▸ **What you should do**: Whatever appears in the records, write it out again exactly.
BEGIN
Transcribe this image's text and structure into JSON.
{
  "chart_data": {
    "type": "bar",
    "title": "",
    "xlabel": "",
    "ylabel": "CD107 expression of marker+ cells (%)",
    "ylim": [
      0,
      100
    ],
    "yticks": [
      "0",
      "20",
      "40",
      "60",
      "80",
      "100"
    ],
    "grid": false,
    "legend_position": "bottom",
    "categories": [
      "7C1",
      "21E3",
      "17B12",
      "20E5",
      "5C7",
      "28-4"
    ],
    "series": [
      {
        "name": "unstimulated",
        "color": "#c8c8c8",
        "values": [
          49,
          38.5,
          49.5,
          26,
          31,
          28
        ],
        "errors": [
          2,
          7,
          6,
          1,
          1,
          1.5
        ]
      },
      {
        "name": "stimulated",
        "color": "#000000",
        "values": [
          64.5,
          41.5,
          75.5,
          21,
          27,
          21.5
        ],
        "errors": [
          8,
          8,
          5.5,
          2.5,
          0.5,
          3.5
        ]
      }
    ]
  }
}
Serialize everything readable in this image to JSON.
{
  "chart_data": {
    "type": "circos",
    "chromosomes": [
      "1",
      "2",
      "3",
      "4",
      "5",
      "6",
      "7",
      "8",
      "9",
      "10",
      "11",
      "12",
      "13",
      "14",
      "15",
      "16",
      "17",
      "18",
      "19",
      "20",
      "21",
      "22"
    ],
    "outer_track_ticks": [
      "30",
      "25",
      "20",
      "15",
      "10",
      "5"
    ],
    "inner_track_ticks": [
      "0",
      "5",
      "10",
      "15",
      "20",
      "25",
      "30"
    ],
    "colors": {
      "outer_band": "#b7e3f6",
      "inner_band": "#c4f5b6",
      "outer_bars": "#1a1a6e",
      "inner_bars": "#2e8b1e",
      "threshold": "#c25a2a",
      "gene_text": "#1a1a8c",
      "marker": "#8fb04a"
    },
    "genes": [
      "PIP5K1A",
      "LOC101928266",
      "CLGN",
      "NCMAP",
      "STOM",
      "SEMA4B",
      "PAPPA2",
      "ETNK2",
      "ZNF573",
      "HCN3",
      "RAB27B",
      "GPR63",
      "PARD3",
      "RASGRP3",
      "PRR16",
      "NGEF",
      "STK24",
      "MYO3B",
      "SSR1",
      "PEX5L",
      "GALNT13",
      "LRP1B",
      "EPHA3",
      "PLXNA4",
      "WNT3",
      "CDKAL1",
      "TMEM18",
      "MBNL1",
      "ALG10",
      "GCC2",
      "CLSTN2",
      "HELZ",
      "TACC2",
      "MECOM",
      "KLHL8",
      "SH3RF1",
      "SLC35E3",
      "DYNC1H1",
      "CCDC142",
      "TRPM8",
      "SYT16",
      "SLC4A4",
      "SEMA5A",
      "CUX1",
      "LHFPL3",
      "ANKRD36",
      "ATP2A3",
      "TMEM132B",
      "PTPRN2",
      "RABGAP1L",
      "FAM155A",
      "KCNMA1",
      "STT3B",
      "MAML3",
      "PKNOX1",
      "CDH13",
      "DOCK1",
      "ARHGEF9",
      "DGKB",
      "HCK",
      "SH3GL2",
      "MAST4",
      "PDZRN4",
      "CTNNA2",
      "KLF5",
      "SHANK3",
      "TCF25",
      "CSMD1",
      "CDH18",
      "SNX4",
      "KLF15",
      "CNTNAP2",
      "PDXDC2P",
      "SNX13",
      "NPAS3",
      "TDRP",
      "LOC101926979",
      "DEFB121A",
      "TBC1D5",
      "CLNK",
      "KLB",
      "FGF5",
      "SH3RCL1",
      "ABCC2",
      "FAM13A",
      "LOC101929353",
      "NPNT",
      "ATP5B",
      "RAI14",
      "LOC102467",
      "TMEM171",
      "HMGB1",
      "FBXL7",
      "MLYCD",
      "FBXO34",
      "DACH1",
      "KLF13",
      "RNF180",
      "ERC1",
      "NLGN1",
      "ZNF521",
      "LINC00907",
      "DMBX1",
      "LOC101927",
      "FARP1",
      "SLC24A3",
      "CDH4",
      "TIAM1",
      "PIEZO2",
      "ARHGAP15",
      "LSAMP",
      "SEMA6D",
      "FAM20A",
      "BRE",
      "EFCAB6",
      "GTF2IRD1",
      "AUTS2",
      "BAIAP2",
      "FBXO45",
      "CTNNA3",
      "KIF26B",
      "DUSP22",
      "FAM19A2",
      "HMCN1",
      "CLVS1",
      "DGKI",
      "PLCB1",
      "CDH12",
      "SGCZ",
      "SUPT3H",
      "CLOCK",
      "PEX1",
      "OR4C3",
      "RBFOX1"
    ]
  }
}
END
▸ **Response area**:
Transcribe this image's text and structure into JSON.
{
  "chart_data": {
    "type": "bar",
    "title": "",
    "xlabel": "",
    "ylabel": "CD107 expression of marker+ cells (%)",
    "ylim": [
      0,
      100
    ],
    "yticks": [
      "0",
      "20",
      "40",
      "60",
      "80",
      "100"
    ],
    "grid": false,
    "legend_position": "bottom",
    "categories": [
      "7C1",
      "21E3",
      "17B12",
      "20E5",
      "5C7",
      "28-4"
    ],
    "series": [
      {
        "name": "unstimulated",
        "color": "#c8c8c8",
        "values": [
          49,
          38.5,
          49.5,
          26,
          31,
          28
        ],
        "errors": [
          2,
          7,
          6,
          1,
          1,
          1.5
        ]
      },
      {
        "name": "stimulated",
        "color": "#000000",
        "values": [
          64.5,
          41.5,
          75.5,
          21,
          27,
          21.5
        ],
        "errors": [
          8,
          8,
          5.5,
          2.5,
          0.5,
          3.5
        ]
      }
    ]
  }
}
Serialize everything readable in this image to JSON.
{
  "chart_data": {
    "type": "circos",
    "chromosomes": [
      "1",
      "2",
      "3",
      "4",
      "5",
      "6",
      "7",
      "8",
      "9",
      "10",
      "11",
      "12",
      "13",
      "14",
      "15",
      "16",
      "17",
      "18",
      "19",
      "20",
      "21",
      "22"
    ],
    "outer_track_ticks": [
      "30",
      "25",
      "20",
      "15",
      "10",
      "5"
    ],
    "inner_track_ticks": [
      "0",
      "5",
      "10",
      "15",
      "20",
      "25",
      "30"
    ],
    "colors": {
      "outer_band": "#b7e3f6",
      "inner_band": "#c4f5b6",
      "outer_bars": "#1a1a6e",
      "inner_bars": "#2e8b1e",
      "threshold": "#c25a2a",
      "gene_text": "#1a1a8c",
      "marker": "#8fb04a"
    },
    "genes": [
      "PIP5K1A",
      "LOC101928266",
      "CLGN",
      "NCMAP",
      "STOM",
      "SEMA4B",
      "PAPPA2",
      "ETNK2",
      "ZNF573",
      "HCN3",
      "RAB27B",
      "GPR63",
      "PARD3",
      "RASGRP3",
      "PRR16",
      "NGEF",
      "STK24",
      "MYO3B",
      "SSR1",
      "PEX5L",
      "GALNT13",
      "LRP1B",
      "EPHA3",
      "PLXNA4",
      "WNT3",
      "CDKAL1",
      "TMEM18",
      "MBNL1",
      "ALG10",
      "GCC2",
      "CLSTN2",
      "HELZ",
      "TACC2",
      "MECOM",
      "KLHL8",
      "SH3RF1",
      "SLC35E3",
      "DYNC1H1",
      "CCDC142",
      "TRPM8",
      "SYT16",
      "SLC4A4",
      "SEMA5A",
      "CUX1",
      "LHFPL3",
      "ANKRD36",
      "ATP2A3",
      "TMEM132B",
      "PTPRN2",
      "RABGAP1L",
      "FAM155A",
      "KCNMA1",
      "STT3B",
      "MAML3",
      "PKNOX1",
      "CDH13",
      "DOCK1",
      "ARHGEF9",
      "DGKB",
      "HCK",
      "SH3GL2",
      "MAST4",
      "PDZRN4",
      "CTNNA2",
      "KLF5",
      "SHANK3",
      "TCF25",
      "CSMD1",
      "CDH18",
      "SNX4",
      "KLF15",
      "CNTNAP2",
      "PDXDC2P",
      "SNX13",
      "NPAS3",
      "TDRP",
      "LOC101926979",
      "DEFB121A",
      "TBC1D5",
      "CLNK",
      "KLB",
      "FGF5",
      "SH3RCL1",
      "ABCC2",
      "FAM13A",
      "LOC101929353",
      "NPNT",
      "ATP5B",
      "RAI14",
      "LOC102467",
      "TMEM171",
      "HMGB1",
      "FBXL7",
      "MLYCD",
      "FBXO34",
      "DACH1",
      "KLF13",
      "RNF180",
      "ERC1",
      "NLGN1",
      "ZNF521",
      "LINC00907",
      "DMBX1",
      "LOC101927",
      "FARP1",
      "SLC24A3",
      "CDH4",
      "TIAM1",
      "PIEZO2",
      "ARHGAP15",
      "LSAMP",
      "SEMA6D",
      "FAM20A",
      "BRE",
      "EFCAB6",
      "GTF2IRD1",
      "AUTS2",
      "BAIAP2",
      "FBXO45",
      "CTNNA3",
      "KIF26B",
      "DUSP22",
      "FAM19A2",
      "HMCN1",
      "CLVS1",
      "DGKI",
      "PLCB1",
      "CDH12",
      "SGCZ",
      "SUPT3H",
      "CLOCK",
      "PEX1",
      "OR4C3",
      "RBFOX1"
    ]
  }
}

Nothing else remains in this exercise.